What follows is a set of records; restate each one word for word and drop the pictures.

-- START OF RECORDS TO PROCESS --

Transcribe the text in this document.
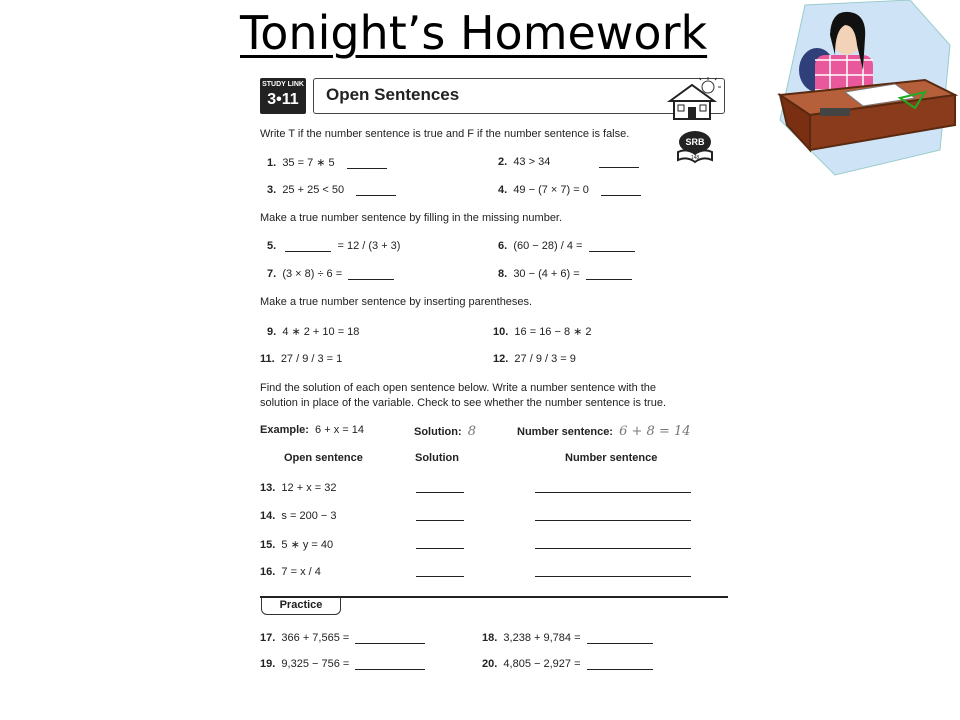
Tonight’s Homework
STUDY LINK
3•11	Open Sentences
SRB
148
Write T if the number sentence is true and F if the number sentence is false.
1. 35 = 7 ∗ 5	2. 43 > 34
3. 25 + 25 < 50	4. 49 − (7 × 7) = 0
Make a true number sentence by filling in the missing number.
5.	= 12 / (3 + 3)	6. (60 − 28) / 4 =
7. (3 × 8) ÷ 6 =	8. 30 − (4 + 6) =
Make a true number sentence by inserting parentheses.
9. 4 ∗ 2 + 10 = 18	10. 16 = 16 − 8 ∗ 2
11. 27 / 9 / 3 = 1	12. 27 / 9 / 3 = 9
Find the solution of each open sentence below. Write a number sentence with the
solution in place of the variable. Check to see whether the number sentence is true.
Example: 6 + x = 14	Solution: 8	Number sentence: 6 + 8 = 14
Open sentence	Solution	Number sentence
13. 12 + x = 32
14. s = 200 − 3
15. 5 ∗ y = 40
16. 7 = x / 4
Practice
17. 366 + 7,565 =	18. 3,238 + 9,784 =
19. 9,325 − 756 =	20. 4,805 − 2,927 =
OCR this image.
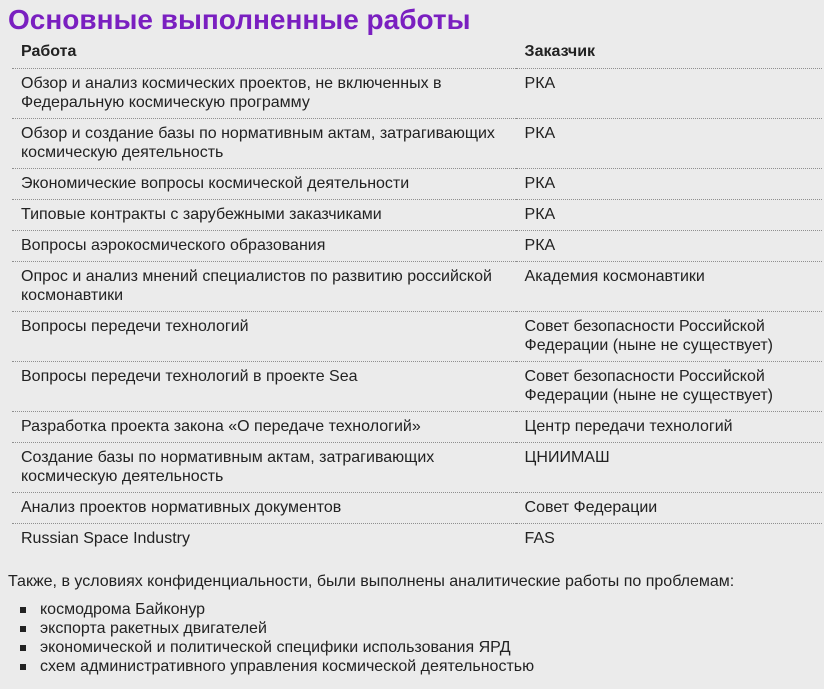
Основные выполненные работы
Работа	Заказчик
Обзор и анализ космических проектов, не включенных в Федеральную космическую программу	РКА
Обзор и создание базы по нормативным актам, затрагивающих космическую деятельность	РКА
Экономические вопросы космической деятельности	РКА
Типовые контракты с зарубежными заказчиками	РКА
Вопросы аэрокосмического образования	РКА
Опрос и анализ мнений специалистов по развитию российской космонавтики	Академия космонавтики
Вопросы передечи технологий	Совет безопасности Российской Федерации (ныне не существует)
Вопросы передечи технологий в проекте Sea	Совет безопасности Российской Федерации (ныне не существует)
Разработка проекта закона «О передаче технологий»	Центр передачи технологий
Создание базы по нормативным актам, затрагивающих космическую деятельность	ЦНИИМАШ
Анализ проектов нормативных документов	Совет Федерации
Russian Space Industry	FAS

Также, в условиях конфиденциальности, были выполнены аналитические работы по проблемам:

космодрома Байконур
экспорта ракетных двигателей
экономической и политической специфики использования ЯРД
схем административного управления космической деятельностью
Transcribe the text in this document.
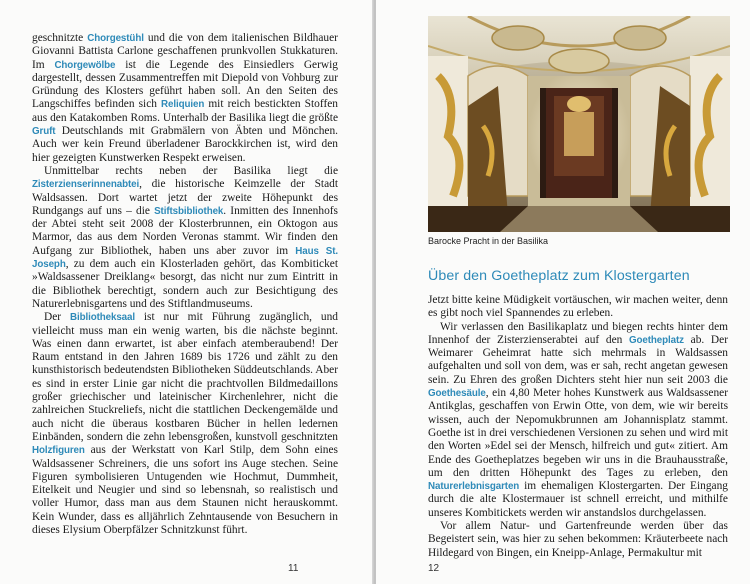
geschnitzte Chorgestühl und die von dem italienischen Bildhauer Giovanni Battista Carlone geschaffenen prunkvollen Stukkaturen. Im Chorgewölbe ist die Legende des Einsiedlers Gerwig dargestellt, dessen Zusammentreffen mit Diepold von Vohburg zur Gründung des Klosters geführt haben soll. An den Seiten des Langschiffes befinden sich Reliquien mit reich bestickten Stoffen aus den Katakomben Roms. Unterhalb der Basilika liegt die größte Gruft Deutschlands mit Grabmälern von Äbten und Mönchen. Auch wer kein Freund überladener Barockkirchen ist, wird den hier gezeigten Kunstwerken Respekt erweisen.

Unmittelbar rechts neben der Basilika liegt die Zisterzienserinnenabtei, die historische Keimzelle der Stadt Waldsassen. Dort wartet jetzt der zweite Höhepunkt des Rundgangs auf uns – die Stiftsbibliothek. Inmitten des Innenhofs der Abtei steht seit 2008 der Klosterbrunnen, ein Oktogon aus Marmor, das aus dem Norden Veronas stammt. Wir finden den Aufgang zur Bibliothek, haben uns aber zuvor im Haus St. Joseph, zu dem auch ein Klosterladen gehört, das Kombiticket »Waldsassener Dreiklang« besorgt, das nicht nur zum Eintritt in die Bibliothek berechtigt, sondern auch zur Besichtigung des Naturerlebnisgartens und des Stiftlandmuseums.

Der Bibliotheksaal ist nur mit Führung zugänglich, und vielleicht muss man ein wenig warten, bis die nächste beginnt. Was einen dann erwartet, ist aber einfach atemberaubend! Der Raum entstand in den Jahren 1689 bis 1726 und zählt zu den kunsthistorisch bedeutendsten Bibliotheken Süddeutschlands. Aber es sind in erster Linie gar nicht die prachtvollen Bildmedaillons großer griechischer und lateinischer Kirchenlehrer, nicht die zahlreichen Stuckreliefs, nicht die stattlichen Deckengemälde und auch nicht die überaus kostbaren Bücher in hellen ledernen Einbänden, sondern die zehn lebensgroßen, kunstvoll geschnitzten Holzfiguren aus der Werkstatt von Karl Stilp, dem Sohn eines Waldsassener Schreiners, die uns sofort ins Auge stechen. Seine Figuren symbolisieren Untugenden wie Hochmut, Dummheit, Eitelkeit und Neugier und sind so lebensnah, so realistisch und voller Humor, dass man aus dem Staunen nicht herauskommt. Kein Wunder, dass es alljährlich Zehntausende von Besuchern in dieses Elysium Oberpfälzer Schnitzkunst führt.

11
Barocke Pracht in der Basilika
Über den Goetheplatz zum Klostergarten

Jetzt bitte keine Müdigkeit vortäuschen, wir machen weiter, denn es gibt noch viel Spannendes zu erleben.

Wir verlassen den Basilikaplatz und biegen rechts hinter dem Innenhof der Zisterzienserabtei auf den Goetheplatz ab. Der Weimarer Geheimrat hatte sich mehrmals in Waldsassen aufgehalten und soll von dem, was er sah, recht angetan gewesen sein. Zu Ehren des großen Dichters steht hier nun seit 2003 die Goethesäule, ein 4,80 Meter hohes Kunstwerk aus Waldsassener Antikglas, geschaffen von Erwin Otte, von dem, wie wir bereits wissen, auch der Nepomukbrunnen am Johannisplatz stammt. Goethe ist in drei verschiedenen Versionen zu sehen und wird mit den Worten »Edel sei der Mensch, hilfreich und gut« zitiert. Am Ende des Goetheplatzes begeben wir uns in die Brauhausstraße, um den dritten Höhepunkt des Tages zu erleben, den Naturerlebnisgarten im ehemaligen Klostergarten. Der Eingang durch die alte Klostermauer ist schnell erreicht, und mithilfe unseres Kombitickets werden wir anstandslos durchgelassen.

Vor allem Natur- und Gartenfreunde werden über das Begeistert sein, was hier zu sehen bekommen: Kräuterbeete nach Hildegard von Bingen, ein Kneipp-Anlage, Permakultur mit

12
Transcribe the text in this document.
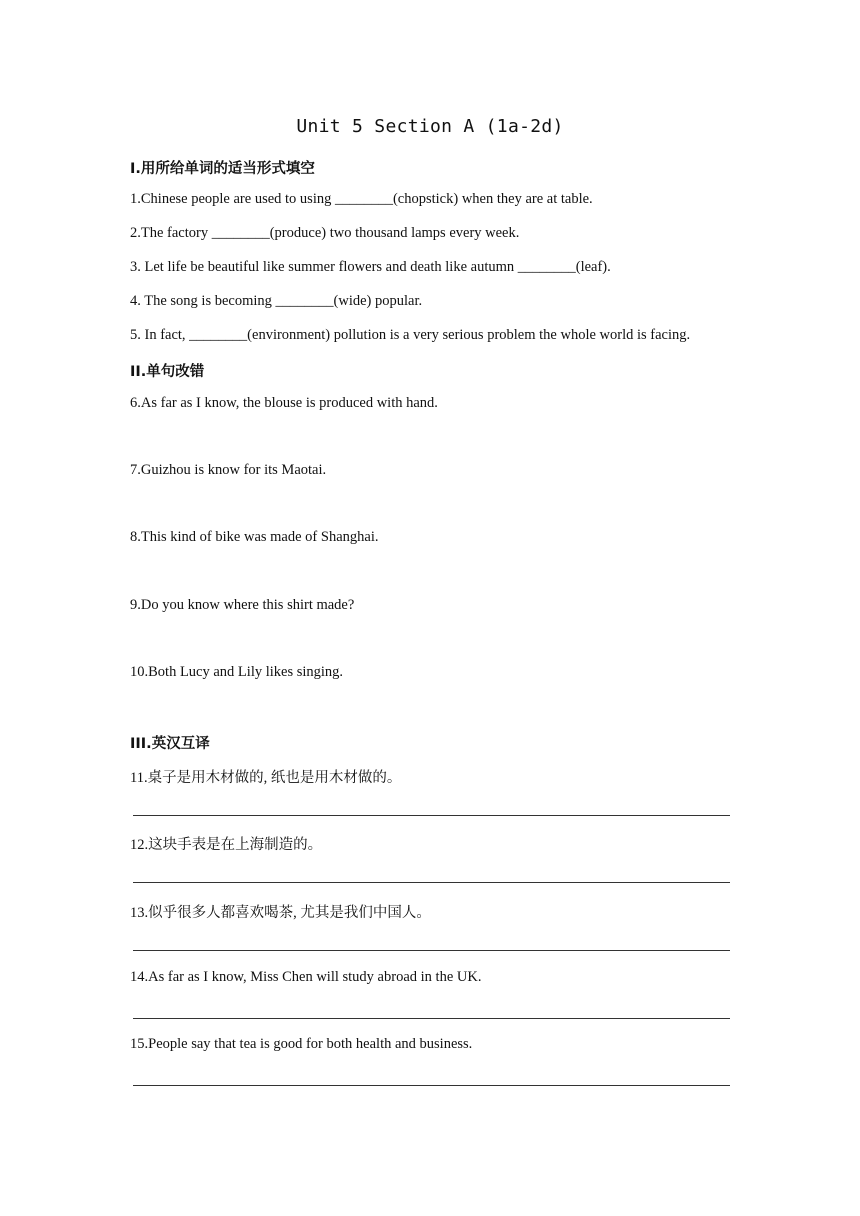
Unit 5 Section A (1a-2d)
I.用所给单词的适当形式填空
1.Chinese people are used to using ________(chopstick) when they are at table.
2.The factory ________(produce) two thousand lamps every week.
3. Let life be beautiful like summer flowers and death like autumn ________(leaf).
4. The song is becoming ________(wide) popular.
5. In fact, ________(environment) pollution is a very serious problem the whole world is facing.
II.单句改错
6.As far as I know, the blouse is produced with hand.
7.Guizhou is know for its Maotai.
8.This kind of bike was made of Shanghai.
9.Do you know where this shirt made?
10.Both Lucy and Lily likes singing.
III.英汉互译
11.桌子是用木材做的, 纸也是用木材做的。
12.这块手表是在上海制造的。
13.似乎很多人都喜欢喝茶, 尤其是我们中国人。
14.As far as I know, Miss Chen will study abroad in the UK.
15.People say that tea is good for both health and business.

-- END OF RECORDS TO PROCESS --

> OUTPUT:
Transcribe the text in this document.
Tonight’s Homework
STUDY LINK
3•11	Open Sentences
SRB
148
Write T if the number sentence is true and F if the number sentence is false.
1. 35 = 7 ∗ 5	2. 43 > 34
3. 25 + 25 < 50	4. 49 − (7 × 7) = 0
Make a true number sentence by filling in the missing number.
5.	= 12 / (3 + 3)	6. (60 − 28) / 4 =
7. (3 × 8) ÷ 6 =	8. 30 − (4 + 6) =
Make a true number sentence by inserting parentheses.
9. 4 ∗ 2 + 10 = 18	10. 16 = 16 − 8 ∗ 2
11. 27 / 9 / 3 = 1	12. 27 / 9 / 3 = 9
Find the solution of each open sentence below. Write a number sentence with the
solution in place of the variable. Check to see whether the number sentence is true.
Example: 6 + x = 14	Solution: 8	Number sentence: 6 + 8 = 14
Open sentence	Solution	Number sentence
13. 12 + x = 32
14. s = 200 − 3
15. 5 ∗ y = 40
16. 7 = x / 4
Practice
17. 366 + 7,565 =	18. 3,238 + 9,784 =
19. 9,325 − 756 =	20. 4,805 − 2,927 =
OCR this image.
Основные выполненные работы
Работа	Заказчик
Обзор и анализ космических проектов, не включенных в Федеральную космическую программу	РКА
Обзор и создание базы по нормативным актам, затрагивающих космическую деятельность	РКА
Экономические вопросы космической деятельности	РКА
Типовые контракты с зарубежными заказчиками	РКА
Вопросы аэрокосмического образования	РКА
Опрос и анализ мнений специалистов по развитию российской космонавтики	Академия космонавтики
Вопросы передечи технологий	Совет безопасности Российской Федерации (ныне не существует)
Вопросы передечи технологий в проекте Sea	Совет безопасности Российской Федерации (ныне не существует)
Разработка проекта закона «О передаче технологий»	Центр передачи технологий
Создание базы по нормативным актам, затрагивающих космическую деятельность	ЦНИИМАШ
Анализ проектов нормативных документов	Совет Федерации
Russian Space Industry	FAS

Также, в условиях конфиденциальности, были выполнены аналитические работы по проблемам:

космодрома Байконур
экспорта ракетных двигателей
экономической и политической специфики использования ЯРД
схем административного управления космической деятельностью
Transcribe the text in this document.
geschnitzte Chorgestühl und die von dem italienischen Bildhauer Giovanni Battista Carlone geschaffenen prunkvollen Stukkaturen. Im Chorgewölbe ist die Legende des Einsiedlers Gerwig dargestellt, dessen Zusammentreffen mit Diepold von Vohburg zur Gründung des Klosters geführt haben soll. An den Seiten des Langschiffes befinden sich Reliquien mit reich bestickten Stoffen aus den Katakomben Roms. Unterhalb der Basilika liegt die größte Gruft Deutschlands mit Grabmälern von Äbten und Mönchen. Auch wer kein Freund überladener Barockkirchen ist, wird den hier gezeigten Kunstwerken Respekt erweisen.

Unmittelbar rechts neben der Basilika liegt die Zisterzienserinnenabtei, die historische Keimzelle der Stadt Waldsassen. Dort wartet jetzt der zweite Höhepunkt des Rundgangs auf uns – die Stiftsbibliothek. Inmitten des Innenhofs der Abtei steht seit 2008 der Klosterbrunnen, ein Oktogon aus Marmor, das aus dem Norden Veronas stammt. Wir finden den Aufgang zur Bibliothek, haben uns aber zuvor im Haus St. Joseph, zu dem auch ein Klosterladen gehört, das Kombiticket »Waldsassener Dreiklang« besorgt, das nicht nur zum Eintritt in die Bibliothek berechtigt, sondern auch zur Besichtigung des Naturerlebnisgartens und des Stiftlandmuseums.

Der Bibliotheksaal ist nur mit Führung zugänglich, und vielleicht muss man ein wenig warten, bis die nächste beginnt. Was einen dann erwartet, ist aber einfach atemberaubend! Der Raum entstand in den Jahren 1689 bis 1726 und zählt zu den kunsthistorisch bedeutendsten Bibliotheken Süddeutschlands. Aber es sind in erster Linie gar nicht die prachtvollen Bildmedaillons großer griechischer und lateinischer Kirchenlehrer, nicht die zahlreichen Stuckreliefs, nicht die stattlichen Deckengemälde und auch nicht die überaus kostbaren Bücher in hellen ledernen Einbänden, sondern die zehn lebensgroßen, kunstvoll geschnitzten Holzfiguren aus der Werkstatt von Karl Stilp, dem Sohn eines Waldsassener Schreiners, die uns sofort ins Auge stechen. Seine Figuren symbolisieren Untugenden wie Hochmut, Dummheit, Eitelkeit und Neugier und sind so lebensnah, so realistisch und voller Humor, dass man aus dem Staunen nicht herauskommt. Kein Wunder, dass es alljährlich Zehntausende von Besuchern in dieses Elysium Oberpfälzer Schnitzkunst führt.

11
Barocke Pracht in der Basilika
Über den Goetheplatz zum Klostergarten

Jetzt bitte keine Müdigkeit vortäuschen, wir machen weiter, denn es gibt noch viel Spannendes zu erleben.

Wir verlassen den Basilikaplatz und biegen rechts hinter dem Innenhof der Zisterzienserabtei auf den Goetheplatz ab. Der Weimarer Geheimrat hatte sich mehrmals in Waldsassen aufgehalten und soll von dem, was er sah, recht angetan gewesen sein. Zu Ehren des großen Dichters steht hier nun seit 2003 die Goethesäule, ein 4,80 Meter hohes Kunstwerk aus Waldsassener Antikglas, geschaffen von Erwin Otte, von dem, wie wir bereits wissen, auch der Nepomukbrunnen am Johannisplatz stammt. Goethe ist in drei verschiedenen Versionen zu sehen und wird mit den Worten »Edel sei der Mensch, hilfreich und gut« zitiert. Am Ende des Goetheplatzes begeben wir uns in die Brauhausstraße, um den dritten Höhepunkt des Tages zu erleben, den Naturerlebnisgarten im ehemaligen Klostergarten. Der Eingang durch die alte Klostermauer ist schnell erreicht, und mithilfe unseres Kombitickets werden wir anstandslos durchgelassen.

Vor allem Natur- und Gartenfreunde werden über das Begeistert sein, was hier zu sehen bekommen: Kräuterbeete nach Hildegard von Bingen, ein Kneipp-Anlage, Permakultur mit

12
Transcribe the text in this document.
Unit 5 Section A (1a-2d)
I.用所给单词的适当形式填空
1.Chinese people are used to using ________(chopstick) when they are at table.
2.The factory ________(produce) two thousand lamps every week.
3. Let life be beautiful like summer flowers and death like autumn ________(leaf).
4. The song is becoming ________(wide) popular.
5. In fact, ________(environment) pollution is a very serious problem the whole world is facing.
II.单句改错
6.As far as I know, the blouse is produced with hand.
7.Guizhou is know for its Maotai.
8.This kind of bike was made of Shanghai.
9.Do you know where this shirt made?
10.Both Lucy and Lily likes singing.
III.英汉互译
11.桌子是用木材做的, 纸也是用木材做的。
12.这块手表是在上海制造的。
13.似乎很多人都喜欢喝茶, 尤其是我们中国人。
14.As far as I know, Miss Chen will study abroad in the UK.
15.People say that tea is good for both health and business.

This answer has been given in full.